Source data
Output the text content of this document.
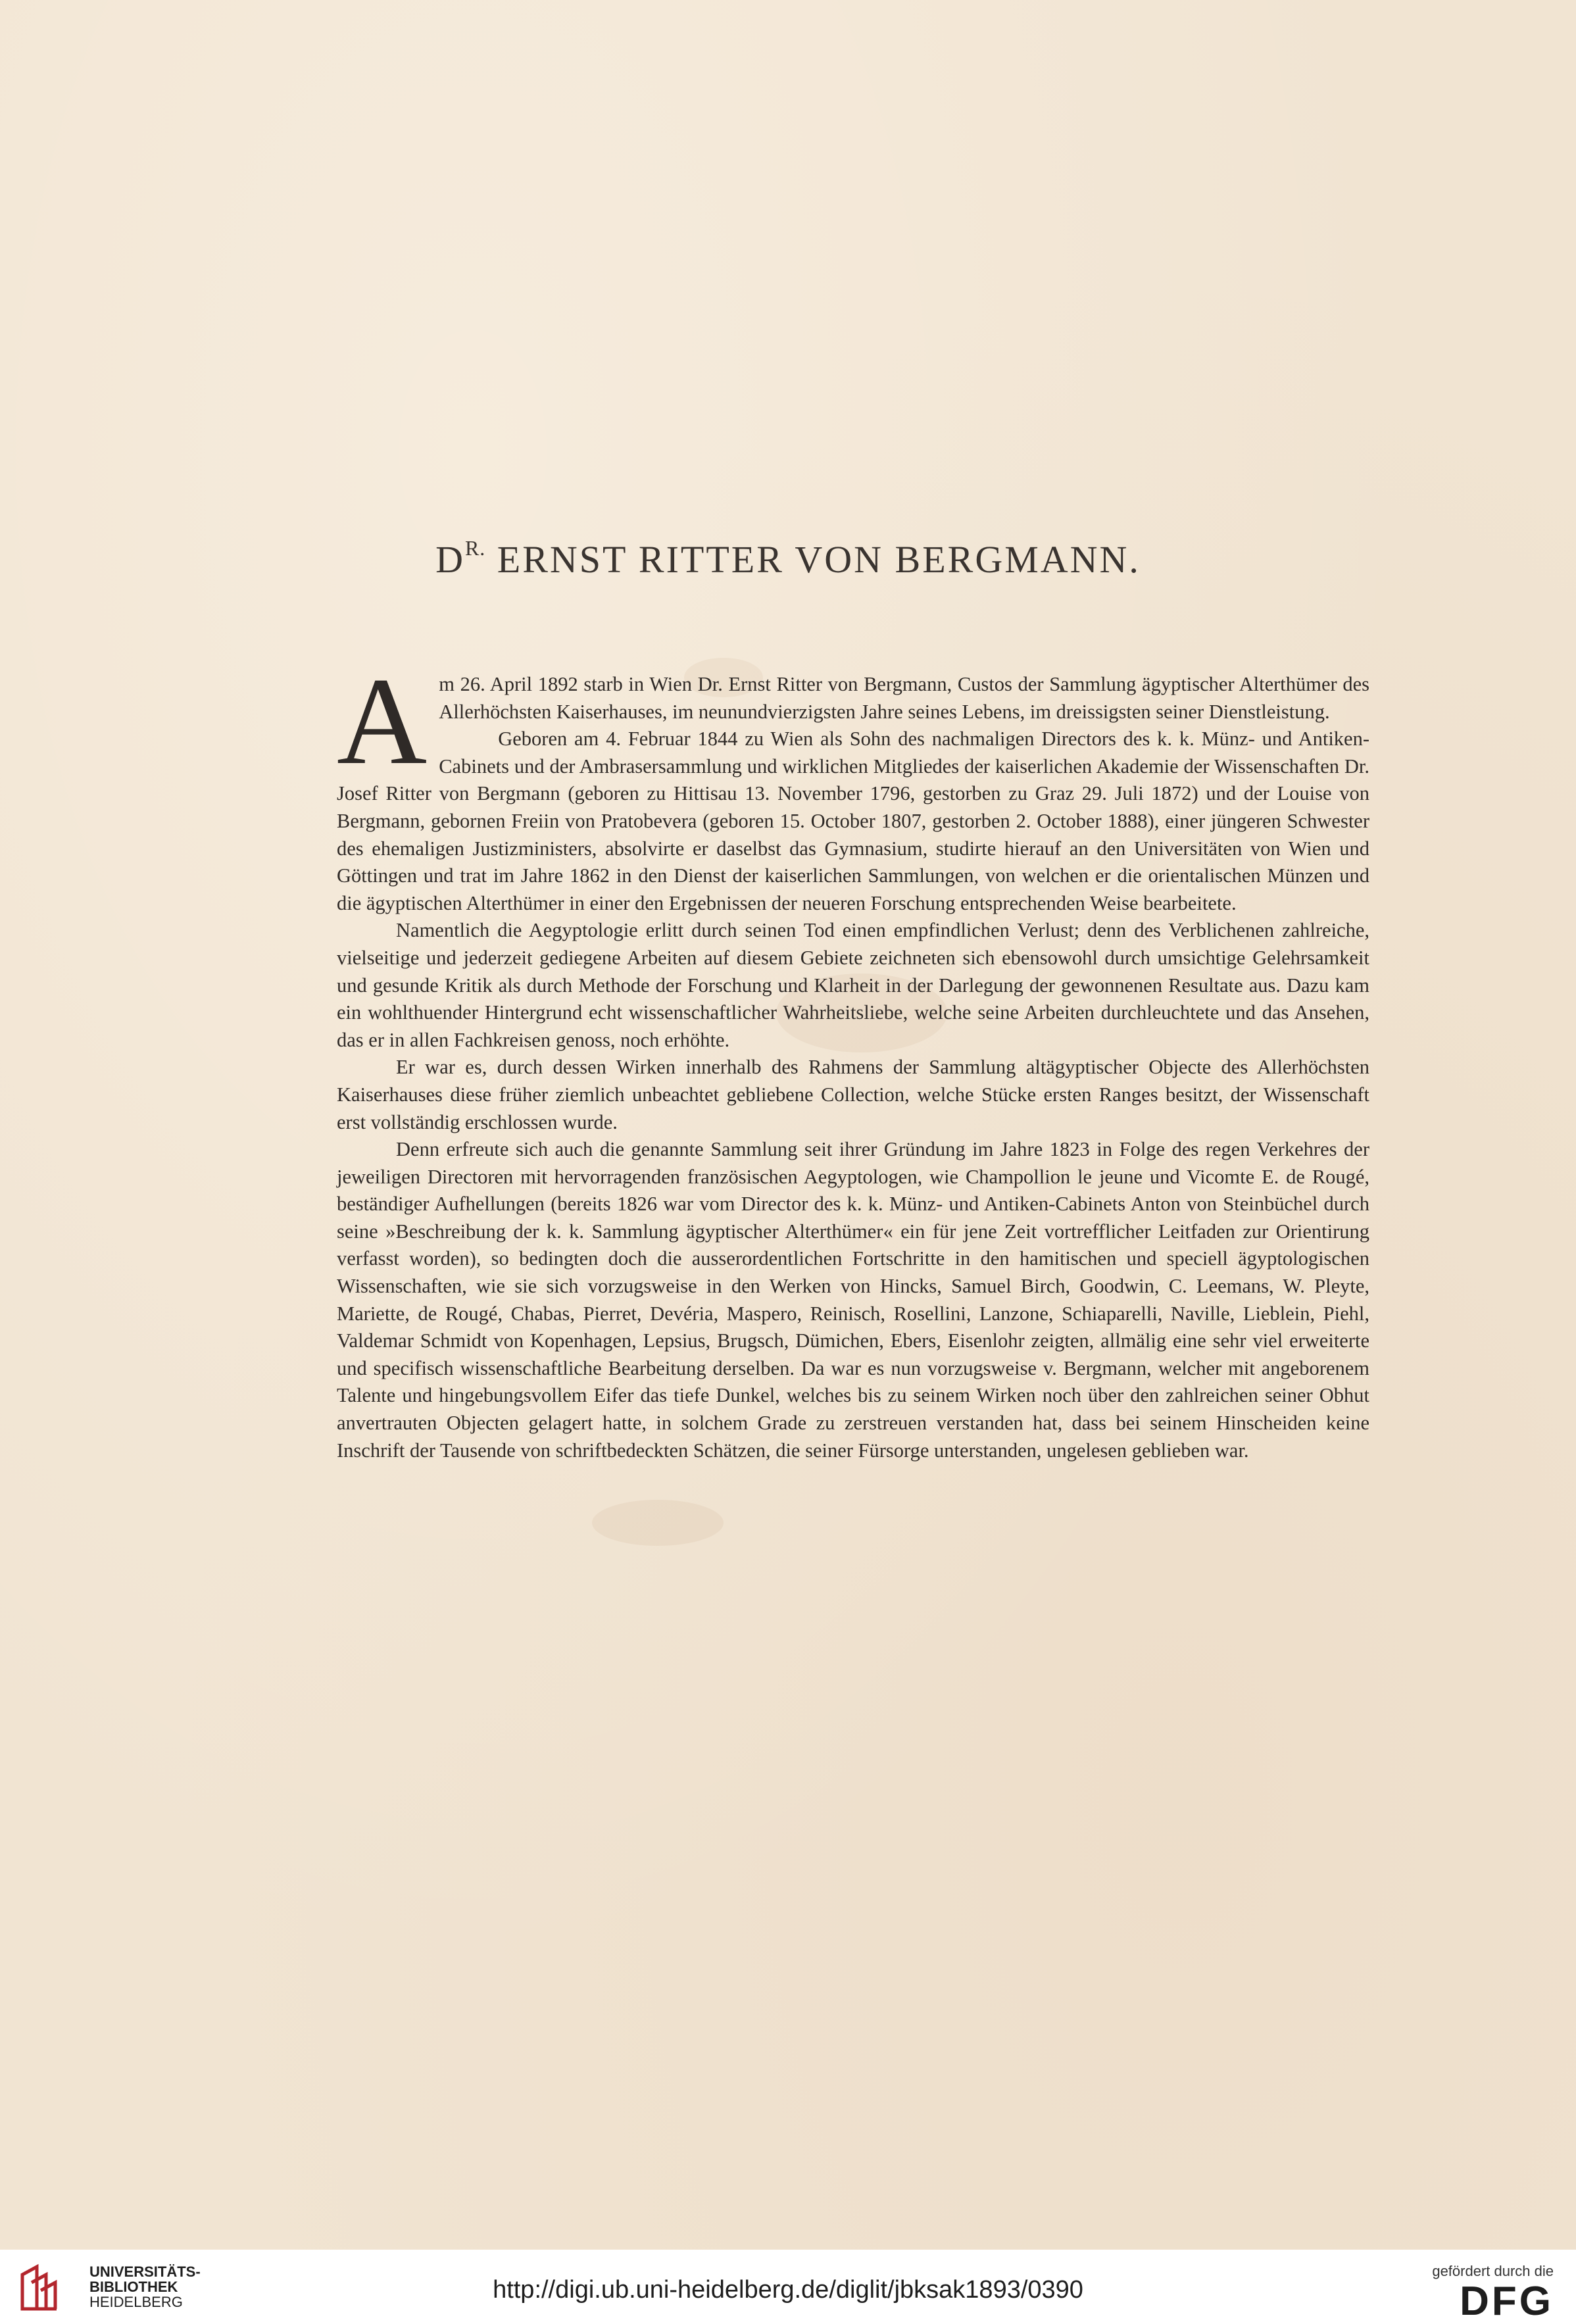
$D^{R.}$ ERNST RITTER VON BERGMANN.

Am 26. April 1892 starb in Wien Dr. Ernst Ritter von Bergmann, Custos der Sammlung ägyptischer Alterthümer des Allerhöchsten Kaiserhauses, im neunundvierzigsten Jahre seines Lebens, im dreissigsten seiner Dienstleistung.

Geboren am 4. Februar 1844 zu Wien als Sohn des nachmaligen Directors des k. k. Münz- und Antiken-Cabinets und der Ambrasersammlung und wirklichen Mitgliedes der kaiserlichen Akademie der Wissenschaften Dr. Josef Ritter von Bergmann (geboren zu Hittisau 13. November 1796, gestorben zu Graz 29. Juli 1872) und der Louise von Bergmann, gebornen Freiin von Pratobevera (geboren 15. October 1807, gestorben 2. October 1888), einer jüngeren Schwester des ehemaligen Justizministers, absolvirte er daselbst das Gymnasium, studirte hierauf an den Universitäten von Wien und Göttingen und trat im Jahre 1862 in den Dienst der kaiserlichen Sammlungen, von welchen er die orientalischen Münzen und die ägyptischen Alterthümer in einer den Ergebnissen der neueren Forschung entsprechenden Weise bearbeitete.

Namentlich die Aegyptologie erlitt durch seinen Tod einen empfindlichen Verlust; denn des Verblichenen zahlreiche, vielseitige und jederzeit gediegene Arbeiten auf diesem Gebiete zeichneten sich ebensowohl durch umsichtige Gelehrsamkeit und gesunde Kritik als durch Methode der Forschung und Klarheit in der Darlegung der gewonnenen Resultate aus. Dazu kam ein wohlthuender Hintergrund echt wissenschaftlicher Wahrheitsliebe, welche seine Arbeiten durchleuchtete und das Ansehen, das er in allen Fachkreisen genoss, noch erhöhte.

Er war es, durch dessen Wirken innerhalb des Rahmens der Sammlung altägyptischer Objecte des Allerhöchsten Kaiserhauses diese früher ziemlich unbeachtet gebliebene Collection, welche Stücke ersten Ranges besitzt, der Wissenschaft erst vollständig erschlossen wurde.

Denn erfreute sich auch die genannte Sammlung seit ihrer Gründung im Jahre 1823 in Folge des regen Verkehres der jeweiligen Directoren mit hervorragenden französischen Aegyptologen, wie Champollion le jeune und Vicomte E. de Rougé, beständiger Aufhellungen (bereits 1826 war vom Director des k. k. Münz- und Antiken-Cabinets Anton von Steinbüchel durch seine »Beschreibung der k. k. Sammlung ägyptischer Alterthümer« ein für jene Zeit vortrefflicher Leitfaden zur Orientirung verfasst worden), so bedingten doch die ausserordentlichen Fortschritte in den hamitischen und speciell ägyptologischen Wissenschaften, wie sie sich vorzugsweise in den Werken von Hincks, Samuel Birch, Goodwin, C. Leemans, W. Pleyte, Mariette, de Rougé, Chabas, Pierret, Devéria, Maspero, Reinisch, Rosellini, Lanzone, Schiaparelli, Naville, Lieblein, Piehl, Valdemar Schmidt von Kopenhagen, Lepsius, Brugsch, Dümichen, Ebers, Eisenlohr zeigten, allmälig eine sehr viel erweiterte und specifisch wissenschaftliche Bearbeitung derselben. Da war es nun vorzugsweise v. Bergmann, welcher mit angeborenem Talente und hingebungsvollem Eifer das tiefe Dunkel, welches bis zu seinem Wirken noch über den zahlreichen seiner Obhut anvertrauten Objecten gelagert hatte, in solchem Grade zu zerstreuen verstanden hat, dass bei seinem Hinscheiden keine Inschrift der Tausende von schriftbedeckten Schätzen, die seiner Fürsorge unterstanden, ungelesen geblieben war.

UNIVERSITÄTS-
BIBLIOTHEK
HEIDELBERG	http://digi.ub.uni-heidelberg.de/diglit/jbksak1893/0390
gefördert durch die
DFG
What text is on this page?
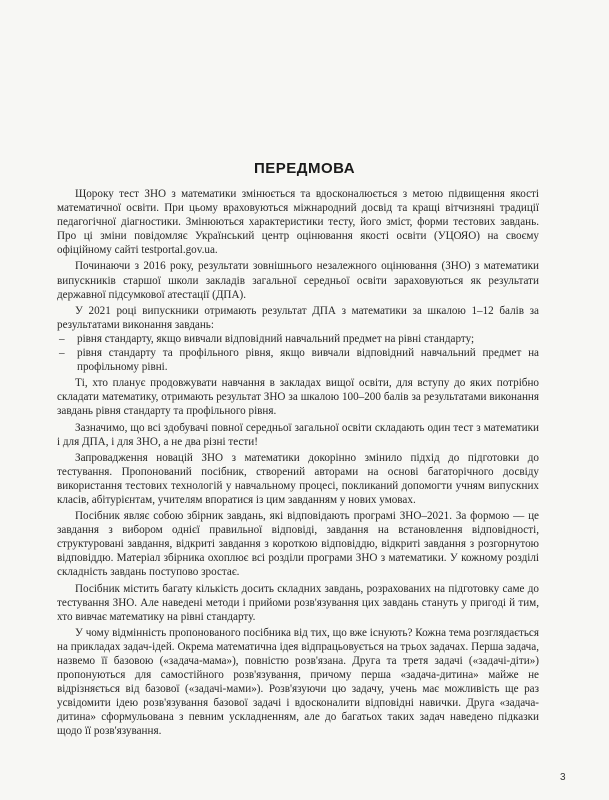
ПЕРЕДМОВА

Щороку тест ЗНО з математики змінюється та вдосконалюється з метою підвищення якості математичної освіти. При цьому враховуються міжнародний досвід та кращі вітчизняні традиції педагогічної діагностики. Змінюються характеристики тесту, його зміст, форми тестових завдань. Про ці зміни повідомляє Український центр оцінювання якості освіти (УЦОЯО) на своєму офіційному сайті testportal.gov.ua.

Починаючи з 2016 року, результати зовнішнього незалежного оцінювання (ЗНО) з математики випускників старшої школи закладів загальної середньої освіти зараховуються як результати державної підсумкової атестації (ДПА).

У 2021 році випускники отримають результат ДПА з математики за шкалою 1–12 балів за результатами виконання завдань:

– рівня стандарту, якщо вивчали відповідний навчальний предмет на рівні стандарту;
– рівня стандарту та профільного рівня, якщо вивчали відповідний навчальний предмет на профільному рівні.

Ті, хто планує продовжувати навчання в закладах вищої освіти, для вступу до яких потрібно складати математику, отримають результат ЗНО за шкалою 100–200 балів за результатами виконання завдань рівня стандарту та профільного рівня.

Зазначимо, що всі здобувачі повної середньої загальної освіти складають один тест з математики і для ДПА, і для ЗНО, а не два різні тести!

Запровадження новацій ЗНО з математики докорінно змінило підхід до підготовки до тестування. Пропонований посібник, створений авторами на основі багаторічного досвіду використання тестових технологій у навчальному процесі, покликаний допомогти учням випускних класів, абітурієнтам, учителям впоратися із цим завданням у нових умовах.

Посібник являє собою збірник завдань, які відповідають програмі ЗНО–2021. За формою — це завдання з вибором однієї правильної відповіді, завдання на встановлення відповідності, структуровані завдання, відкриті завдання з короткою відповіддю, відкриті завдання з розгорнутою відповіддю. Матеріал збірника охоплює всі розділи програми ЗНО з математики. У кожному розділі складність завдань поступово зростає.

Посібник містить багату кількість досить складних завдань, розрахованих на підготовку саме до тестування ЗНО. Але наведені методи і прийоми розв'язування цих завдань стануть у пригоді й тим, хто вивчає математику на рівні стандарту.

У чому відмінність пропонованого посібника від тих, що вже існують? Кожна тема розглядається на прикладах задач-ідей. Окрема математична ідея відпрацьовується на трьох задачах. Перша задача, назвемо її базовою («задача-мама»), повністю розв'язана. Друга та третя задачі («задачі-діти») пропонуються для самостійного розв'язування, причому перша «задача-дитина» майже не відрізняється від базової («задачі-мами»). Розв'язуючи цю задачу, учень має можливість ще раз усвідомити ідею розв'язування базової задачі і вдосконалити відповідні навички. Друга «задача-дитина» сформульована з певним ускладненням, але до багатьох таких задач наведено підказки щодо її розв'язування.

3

§ **Short task**
Reproduce the entries above word for word. Pictures stay out.

§ **Exercise answer**
Output the text content of this document.
$D^{R.}$ ERNST RITTER VON BERGMANN.

Am 26. April 1892 starb in Wien Dr. Ernst Ritter von Bergmann, Custos der Sammlung ägyptischer Alterthümer des Allerhöchsten Kaiserhauses, im neunundvierzigsten Jahre seines Lebens, im dreissigsten seiner Dienstleistung.

Geboren am 4. Februar 1844 zu Wien als Sohn des nachmaligen Directors des k. k. Münz- und Antiken-Cabinets und der Ambrasersammlung und wirklichen Mitgliedes der kaiserlichen Akademie der Wissenschaften Dr. Josef Ritter von Bergmann (geboren zu Hittisau 13. November 1796, gestorben zu Graz 29. Juli 1872) und der Louise von Bergmann, gebornen Freiin von Pratobevera (geboren 15. October 1807, gestorben 2. October 1888), einer jüngeren Schwester des ehemaligen Justizministers, absolvirte er daselbst das Gymnasium, studirte hierauf an den Universitäten von Wien und Göttingen und trat im Jahre 1862 in den Dienst der kaiserlichen Sammlungen, von welchen er die orientalischen Münzen und die ägyptischen Alterthümer in einer den Ergebnissen der neueren Forschung entsprechenden Weise bearbeitete.

Namentlich die Aegyptologie erlitt durch seinen Tod einen empfindlichen Verlust; denn des Verblichenen zahlreiche, vielseitige und jederzeit gediegene Arbeiten auf diesem Gebiete zeichneten sich ebensowohl durch umsichtige Gelehrsamkeit und gesunde Kritik als durch Methode der Forschung und Klarheit in der Darlegung der gewonnenen Resultate aus. Dazu kam ein wohlthuender Hintergrund echt wissenschaftlicher Wahrheitsliebe, welche seine Arbeiten durchleuchtete und das Ansehen, das er in allen Fachkreisen genoss, noch erhöhte.

Er war es, durch dessen Wirken innerhalb des Rahmens der Sammlung altägyptischer Objecte des Allerhöchsten Kaiserhauses diese früher ziemlich unbeachtet gebliebene Collection, welche Stücke ersten Ranges besitzt, der Wissenschaft erst vollständig erschlossen wurde.

Denn erfreute sich auch die genannte Sammlung seit ihrer Gründung im Jahre 1823 in Folge des regen Verkehres der jeweiligen Directoren mit hervorragenden französischen Aegyptologen, wie Champollion le jeune und Vicomte E. de Rougé, beständiger Aufhellungen (bereits 1826 war vom Director des k. k. Münz- und Antiken-Cabinets Anton von Steinbüchel durch seine »Beschreibung der k. k. Sammlung ägyptischer Alterthümer« ein für jene Zeit vortrefflicher Leitfaden zur Orientirung verfasst worden), so bedingten doch die ausserordentlichen Fortschritte in den hamitischen und speciell ägyptologischen Wissenschaften, wie sie sich vorzugsweise in den Werken von Hincks, Samuel Birch, Goodwin, C. Leemans, W. Pleyte, Mariette, de Rougé, Chabas, Pierret, Devéria, Maspero, Reinisch, Rosellini, Lanzone, Schiaparelli, Naville, Lieblein, Piehl, Valdemar Schmidt von Kopenhagen, Lepsius, Brugsch, Dümichen, Ebers, Eisenlohr zeigten, allmälig eine sehr viel erweiterte und specifisch wissenschaftliche Bearbeitung derselben. Da war es nun vorzugsweise v. Bergmann, welcher mit angeborenem Talente und hingebungsvollem Eifer das tiefe Dunkel, welches bis zu seinem Wirken noch über den zahlreichen seiner Obhut anvertrauten Objecten gelagert hatte, in solchem Grade zu zerstreuen verstanden hat, dass bei seinem Hinscheiden keine Inschrift der Tausende von schriftbedeckten Schätzen, die seiner Fürsorge unterstanden, ungelesen geblieben war.

UNIVERSITÄTS-
BIBLIOTHEK
HEIDELBERG	http://digi.ub.uni-heidelberg.de/diglit/jbksak1893/0390
gefördert durch die
DFG
What text is on this page?
ПЕРЕДМОВА

Щороку тест ЗНО з математики змінюється та вдосконалюється з метою підвищення якості математичної освіти. При цьому враховуються міжнародний досвід та кращі вітчизняні традиції педагогічної діагностики. Змінюються характеристики тесту, його зміст, форми тестових завдань. Про ці зміни повідомляє Український центр оцінювання якості освіти (УЦОЯО) на своєму офіційному сайті testportal.gov.ua.

Починаючи з 2016 року, результати зовнішнього незалежного оцінювання (ЗНО) з математики випускників старшої школи закладів загальної середньої освіти зараховуються як результати державної підсумкової атестації (ДПА).

У 2021 році випускники отримають результат ДПА з математики за шкалою 1–12 балів за результатами виконання завдань:

– рівня стандарту, якщо вивчали відповідний навчальний предмет на рівні стандарту;
– рівня стандарту та профільного рівня, якщо вивчали відповідний навчальний предмет на профільному рівні.

Ті, хто планує продовжувати навчання в закладах вищої освіти, для вступу до яких потрібно складати математику, отримають результат ЗНО за шкалою 100–200 балів за результатами виконання завдань рівня стандарту та профільного рівня.

Зазначимо, що всі здобувачі повної середньої загальної освіти складають один тест з математики і для ДПА, і для ЗНО, а не два різні тести!

Запровадження новацій ЗНО з математики докорінно змінило підхід до підготовки до тестування. Пропонований посібник, створений авторами на основі багаторічного досвіду використання тестових технологій у навчальному процесі, покликаний допомогти учням випускних класів, абітурієнтам, учителям впоратися із цим завданням у нових умовах.

Посібник являє собою збірник завдань, які відповідають програмі ЗНО–2021. За формою — це завдання з вибором однієї правильної відповіді, завдання на встановлення відповідності, структуровані завдання, відкриті завдання з короткою відповіддю, відкриті завдання з розгорнутою відповіддю. Матеріал збірника охоплює всі розділи програми ЗНО з математики. У кожному розділі складність завдань поступово зростає.

Посібник містить багату кількість досить складних завдань, розрахованих на підготовку саме до тестування ЗНО. Але наведені методи і прийоми розв'язування цих завдань стануть у пригоді й тим, хто вивчає математику на рівні стандарту.

У чому відмінність пропонованого посібника від тих, що вже існують? Кожна тема розглядається на прикладах задач-ідей. Окрема математична ідея відпрацьовується на трьох задачах. Перша задача, назвемо її базовою («задача-мама»), повністю розв'язана. Друга та третя задачі («задачі-діти») пропонуються для самостійного розв'язування, причому перша «задача-дитина» майже не відрізняється від базової («задачі-мами»). Розв'язуючи цю задачу, учень має можливість ще раз усвідомити ідею розв'язування базової задачі і вдосконалити відповідні навички. Друга «задача-дитина» сформульована з певним ускладненням, але до багатьох таких задач наведено підказки щодо її розв'язування.

3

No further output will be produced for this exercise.